Reproduce the material below line for line, keeping every character unchanged.

[Collected data]

☆ ☆ ☆

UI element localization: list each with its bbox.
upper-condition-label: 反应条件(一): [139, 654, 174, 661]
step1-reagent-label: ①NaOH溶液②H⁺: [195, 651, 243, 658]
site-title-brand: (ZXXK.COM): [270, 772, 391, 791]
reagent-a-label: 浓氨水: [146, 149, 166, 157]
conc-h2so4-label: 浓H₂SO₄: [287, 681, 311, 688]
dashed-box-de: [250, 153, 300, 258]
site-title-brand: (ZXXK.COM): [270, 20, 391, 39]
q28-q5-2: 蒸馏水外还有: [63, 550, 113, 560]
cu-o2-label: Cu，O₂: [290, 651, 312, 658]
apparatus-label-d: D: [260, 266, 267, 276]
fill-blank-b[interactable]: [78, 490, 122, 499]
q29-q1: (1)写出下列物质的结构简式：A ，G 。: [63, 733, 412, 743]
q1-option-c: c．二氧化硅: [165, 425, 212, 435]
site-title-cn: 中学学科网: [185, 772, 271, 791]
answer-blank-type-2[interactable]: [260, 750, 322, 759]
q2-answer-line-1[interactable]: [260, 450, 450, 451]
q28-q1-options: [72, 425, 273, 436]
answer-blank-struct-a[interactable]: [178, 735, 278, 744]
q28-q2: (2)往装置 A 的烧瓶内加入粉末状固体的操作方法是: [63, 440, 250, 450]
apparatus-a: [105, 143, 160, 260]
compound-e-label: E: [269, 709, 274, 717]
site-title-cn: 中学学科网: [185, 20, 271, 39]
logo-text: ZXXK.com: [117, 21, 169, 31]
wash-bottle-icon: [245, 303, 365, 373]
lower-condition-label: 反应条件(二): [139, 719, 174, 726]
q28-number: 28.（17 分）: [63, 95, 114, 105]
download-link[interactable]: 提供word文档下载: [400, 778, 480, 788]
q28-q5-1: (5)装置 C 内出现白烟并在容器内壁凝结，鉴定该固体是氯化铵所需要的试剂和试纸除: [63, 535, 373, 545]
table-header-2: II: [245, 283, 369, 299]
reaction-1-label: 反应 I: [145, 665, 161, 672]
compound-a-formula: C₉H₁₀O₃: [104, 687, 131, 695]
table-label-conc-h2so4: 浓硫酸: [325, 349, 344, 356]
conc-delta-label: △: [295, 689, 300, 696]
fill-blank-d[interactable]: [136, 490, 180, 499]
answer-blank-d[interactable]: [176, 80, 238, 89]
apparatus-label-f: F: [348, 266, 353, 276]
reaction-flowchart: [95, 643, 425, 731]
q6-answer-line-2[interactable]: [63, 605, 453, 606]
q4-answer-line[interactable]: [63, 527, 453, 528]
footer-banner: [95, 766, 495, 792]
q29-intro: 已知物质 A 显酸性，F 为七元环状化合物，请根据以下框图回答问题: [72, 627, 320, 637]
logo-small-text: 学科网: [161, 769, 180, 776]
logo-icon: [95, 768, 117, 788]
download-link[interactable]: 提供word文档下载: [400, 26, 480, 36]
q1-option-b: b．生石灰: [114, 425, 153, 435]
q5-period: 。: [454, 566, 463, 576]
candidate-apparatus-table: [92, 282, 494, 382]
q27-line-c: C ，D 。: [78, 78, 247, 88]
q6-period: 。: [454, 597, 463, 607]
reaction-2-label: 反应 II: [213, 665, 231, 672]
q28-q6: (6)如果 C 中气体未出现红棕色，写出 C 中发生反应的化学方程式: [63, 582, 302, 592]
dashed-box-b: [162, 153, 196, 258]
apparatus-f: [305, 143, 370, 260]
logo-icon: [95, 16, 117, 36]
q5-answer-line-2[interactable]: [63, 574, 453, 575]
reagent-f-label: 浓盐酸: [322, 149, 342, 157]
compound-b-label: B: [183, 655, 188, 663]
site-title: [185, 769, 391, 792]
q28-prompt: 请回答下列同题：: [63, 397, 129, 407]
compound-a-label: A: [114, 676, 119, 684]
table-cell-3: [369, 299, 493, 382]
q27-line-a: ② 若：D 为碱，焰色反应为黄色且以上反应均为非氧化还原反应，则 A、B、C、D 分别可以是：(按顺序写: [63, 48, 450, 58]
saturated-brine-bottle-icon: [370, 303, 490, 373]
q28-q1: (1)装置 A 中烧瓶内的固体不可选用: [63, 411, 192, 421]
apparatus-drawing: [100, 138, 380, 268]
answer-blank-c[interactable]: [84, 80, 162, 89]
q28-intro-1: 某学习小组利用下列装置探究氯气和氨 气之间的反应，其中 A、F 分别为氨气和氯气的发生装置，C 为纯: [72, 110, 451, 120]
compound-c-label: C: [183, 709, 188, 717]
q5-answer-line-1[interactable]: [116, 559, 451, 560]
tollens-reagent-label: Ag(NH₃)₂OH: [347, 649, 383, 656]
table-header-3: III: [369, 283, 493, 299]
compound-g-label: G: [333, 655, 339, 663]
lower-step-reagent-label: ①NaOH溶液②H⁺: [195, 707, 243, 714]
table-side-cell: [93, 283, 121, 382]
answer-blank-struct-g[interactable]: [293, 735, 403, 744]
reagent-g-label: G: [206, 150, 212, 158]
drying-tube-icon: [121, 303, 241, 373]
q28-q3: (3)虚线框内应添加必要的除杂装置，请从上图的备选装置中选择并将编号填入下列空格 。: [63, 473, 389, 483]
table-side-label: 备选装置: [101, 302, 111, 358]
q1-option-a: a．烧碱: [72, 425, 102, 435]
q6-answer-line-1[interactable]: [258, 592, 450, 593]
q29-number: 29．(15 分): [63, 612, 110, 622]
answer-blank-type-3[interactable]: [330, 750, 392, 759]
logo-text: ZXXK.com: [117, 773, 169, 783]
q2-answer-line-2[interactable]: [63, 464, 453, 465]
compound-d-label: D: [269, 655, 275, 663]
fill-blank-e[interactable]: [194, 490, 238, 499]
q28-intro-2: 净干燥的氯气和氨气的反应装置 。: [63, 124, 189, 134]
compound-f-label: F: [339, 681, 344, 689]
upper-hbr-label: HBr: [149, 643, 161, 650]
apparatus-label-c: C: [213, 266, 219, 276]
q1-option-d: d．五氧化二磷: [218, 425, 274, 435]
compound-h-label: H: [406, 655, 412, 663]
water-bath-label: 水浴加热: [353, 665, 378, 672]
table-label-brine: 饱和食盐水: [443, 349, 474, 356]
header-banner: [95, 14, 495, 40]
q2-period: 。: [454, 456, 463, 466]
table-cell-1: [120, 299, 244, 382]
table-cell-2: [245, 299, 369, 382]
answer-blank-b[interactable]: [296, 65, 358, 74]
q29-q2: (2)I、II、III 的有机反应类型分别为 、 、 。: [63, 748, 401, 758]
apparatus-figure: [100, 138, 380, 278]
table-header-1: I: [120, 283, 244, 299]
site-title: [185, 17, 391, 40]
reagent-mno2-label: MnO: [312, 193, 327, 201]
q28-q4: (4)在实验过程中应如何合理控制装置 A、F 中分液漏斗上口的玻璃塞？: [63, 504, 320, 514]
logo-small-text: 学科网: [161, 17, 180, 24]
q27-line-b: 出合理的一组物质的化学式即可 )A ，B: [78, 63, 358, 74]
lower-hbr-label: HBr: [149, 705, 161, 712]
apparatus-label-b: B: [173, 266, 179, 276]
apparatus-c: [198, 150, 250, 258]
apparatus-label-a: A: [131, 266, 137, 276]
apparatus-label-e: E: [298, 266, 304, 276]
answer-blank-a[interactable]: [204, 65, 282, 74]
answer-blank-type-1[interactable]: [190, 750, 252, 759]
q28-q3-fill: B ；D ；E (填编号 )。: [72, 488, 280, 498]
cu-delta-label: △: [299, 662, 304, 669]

☆ ☆ ☆

Output for this exercise.
UI element localization: list each with its bbox.
upper-condition-label: 反应条件(一): [139, 654, 174, 661]
step1-reagent-label: ①NaOH溶液②H⁺: [195, 651, 243, 658]
site-title-brand: (ZXXK.COM): [270, 772, 391, 791]
reagent-a-label: 浓氨水: [146, 149, 166, 157]
conc-h2so4-label: 浓H₂SO₄: [287, 681, 311, 688]
dashed-box-de: [250, 153, 300, 258]
site-title-brand: (ZXXK.COM): [270, 20, 391, 39]
q28-q5-2: 蒸馏水外还有: [63, 550, 113, 560]
cu-o2-label: Cu，O₂: [290, 651, 312, 658]
apparatus-label-d: D: [260, 266, 267, 276]
fill-blank-b[interactable]: [78, 490, 122, 499]
q29-q1: (1)写出下列物质的结构简式：A ，G 。: [63, 733, 412, 743]
q1-option-c: c．二氧化硅: [165, 425, 212, 435]
site-title-cn: 中学学科网: [185, 772, 271, 791]
answer-blank-type-2[interactable]: [260, 750, 322, 759]
q2-answer-line-1[interactable]: [260, 450, 450, 451]
q28-q1-options: [72, 425, 273, 436]
answer-blank-struct-a[interactable]: [178, 735, 278, 744]
q28-q2: (2)往装置 A 的烧瓶内加入粉末状固体的操作方法是: [63, 440, 250, 450]
apparatus-a: [105, 143, 160, 260]
compound-e-label: E: [269, 709, 274, 717]
site-title-cn: 中学学科网: [185, 20, 271, 39]
logo-text: ZXXK.com: [117, 21, 169, 31]
wash-bottle-icon: [245, 303, 365, 373]
lower-condition-label: 反应条件(二): [139, 719, 174, 726]
q28-number: 28.（17 分）: [63, 95, 114, 105]
download-link[interactable]: 提供word文档下载: [400, 778, 480, 788]
q28-q5-1: (5)装置 C 内出现白烟并在容器内壁凝结，鉴定该固体是氯化铵所需要的试剂和试纸除: [63, 535, 373, 545]
table-header-2: II: [245, 283, 369, 299]
reaction-1-label: 反应 I: [145, 665, 161, 672]
compound-a-formula: C₉H₁₀O₃: [104, 687, 131, 695]
table-label-conc-h2so4: 浓硫酸: [325, 349, 344, 356]
conc-delta-label: △: [295, 689, 300, 696]
fill-blank-d[interactable]: [136, 490, 180, 499]
answer-blank-d[interactable]: [176, 80, 238, 89]
apparatus-label-f: F: [348, 266, 353, 276]
reaction-flowchart: [95, 643, 425, 731]
q6-answer-line-2[interactable]: [63, 605, 453, 606]
q4-answer-line[interactable]: [63, 527, 453, 528]
footer-banner: [95, 766, 495, 792]
q29-intro: 已知物质 A 显酸性，F 为七元环状化合物，请根据以下框图回答问题: [72, 627, 320, 637]
logo-small-text: 学科网: [161, 769, 180, 776]
logo-icon: [95, 768, 117, 788]
download-link[interactable]: 提供word文档下载: [400, 26, 480, 36]
q1-option-b: b．生石灰: [114, 425, 153, 435]
q5-period: 。: [454, 566, 463, 576]
candidate-apparatus-table: [92, 282, 494, 382]
q27-line-c: C ，D 。: [78, 78, 247, 88]
q6-period: 。: [454, 597, 463, 607]
reaction-2-label: 反应 II: [213, 665, 231, 672]
q28-q6: (6)如果 C 中气体未出现红棕色，写出 C 中发生反应的化学方程式: [63, 582, 302, 592]
dashed-box-b: [162, 153, 196, 258]
apparatus-f: [305, 143, 370, 260]
logo-icon: [95, 16, 117, 36]
q5-answer-line-2[interactable]: [63, 574, 453, 575]
reagent-f-label: 浓盐酸: [322, 149, 342, 157]
compound-b-label: B: [183, 655, 188, 663]
site-title: [185, 769, 391, 792]
q28-prompt: 请回答下列同题：: [63, 397, 129, 407]
compound-a-label: A: [114, 676, 119, 684]
table-cell-3: [369, 299, 493, 382]
q27-line-a: ② 若：D 为碱，焰色反应为黄色且以上反应均为非氧化还原反应，则 A、B、C、D 分别可以是：(按顺序写: [63, 48, 450, 58]
saturated-brine-bottle-icon: [370, 303, 490, 373]
q28-q1: (1)装置 A 中烧瓶内的固体不可选用: [63, 411, 192, 421]
apparatus-drawing: [100, 138, 380, 268]
answer-blank-c[interactable]: [84, 80, 162, 89]
q28-intro-1: 某学习小组利用下列装置探究氯气和氨 气之间的反应，其中 A、F 分别为氨气和氯气的发生装置，C 为纯: [72, 110, 451, 120]
compound-c-label: C: [183, 709, 188, 717]
q5-answer-line-1[interactable]: [116, 559, 451, 560]
tollens-reagent-label: Ag(NH₃)₂OH: [347, 649, 383, 656]
table-header-3: III: [369, 283, 493, 299]
compound-g-label: G: [333, 655, 339, 663]
lower-step-reagent-label: ①NaOH溶液②H⁺: [195, 707, 243, 714]
table-side-cell: [93, 283, 121, 382]
answer-blank-struct-g[interactable]: [293, 735, 403, 744]
reagent-g-label: G: [206, 150, 212, 158]
drying-tube-icon: [121, 303, 241, 373]
q28-q3: (3)虚线框内应添加必要的除杂装置，请从上图的备选装置中选择并将编号填入下列空格 。: [63, 473, 389, 483]
table-side-label: 备选装置: [101, 302, 111, 358]
q1-option-a: a．烧碱: [72, 425, 102, 435]
q6-answer-line-1[interactable]: [258, 592, 450, 593]
q29-number: 29．(15 分): [63, 612, 110, 622]
answer-blank-type-3[interactable]: [330, 750, 392, 759]
logo-text: ZXXK.com: [117, 773, 169, 783]
q2-answer-line-2[interactable]: [63, 464, 453, 465]
compound-d-label: D: [269, 655, 275, 663]
fill-blank-e[interactable]: [194, 490, 238, 499]
q28-intro-2: 净干燥的氯气和氨气的反应装置 。: [63, 124, 189, 134]
compound-f-label: F: [339, 681, 344, 689]
upper-hbr-label: HBr: [149, 643, 161, 650]
apparatus-label-c: C: [213, 266, 219, 276]
q1-option-d: d．五氧化二磷: [218, 425, 274, 435]
compound-h-label: H: [406, 655, 412, 663]
water-bath-label: 水浴加热: [353, 665, 378, 672]
table-label-brine: 饱和食盐水: [443, 349, 474, 356]
header-banner: [95, 14, 495, 40]
q2-period: 。: [454, 456, 463, 466]
table-cell-1: [120, 299, 244, 382]
table-cell-2: [245, 299, 369, 382]
answer-blank-b[interactable]: [296, 65, 358, 74]
q29-q2: (2)I、II、III 的有机反应类型分别为 、 、 。: [63, 748, 401, 758]
apparatus-figure: [100, 138, 380, 278]
table-header-1: I: [120, 283, 244, 299]
site-title: [185, 17, 391, 40]
reagent-mno2-label: MnO: [312, 193, 327, 201]
q28-q4: (4)在实验过程中应如何合理控制装置 A、F 中分液漏斗上口的玻璃塞？: [63, 504, 320, 514]
logo-small-text: 学科网: [161, 17, 180, 24]
q27-line-b: 出合理的一组物质的化学式即可 )A ，B: [78, 63, 358, 74]
lower-hbr-label: HBr: [149, 705, 161, 712]
apparatus-label-b: B: [173, 266, 179, 276]
apparatus-c: [198, 150, 250, 258]
apparatus-label-a: A: [131, 266, 137, 276]
apparatus-label-e: E: [298, 266, 304, 276]
answer-blank-a[interactable]: [204, 65, 282, 74]
answer-blank-type-1[interactable]: [190, 750, 252, 759]
q28-q3-fill: B ；D ；E (填编号 )。: [72, 488, 280, 498]
cu-delta-label: △: [299, 662, 304, 669]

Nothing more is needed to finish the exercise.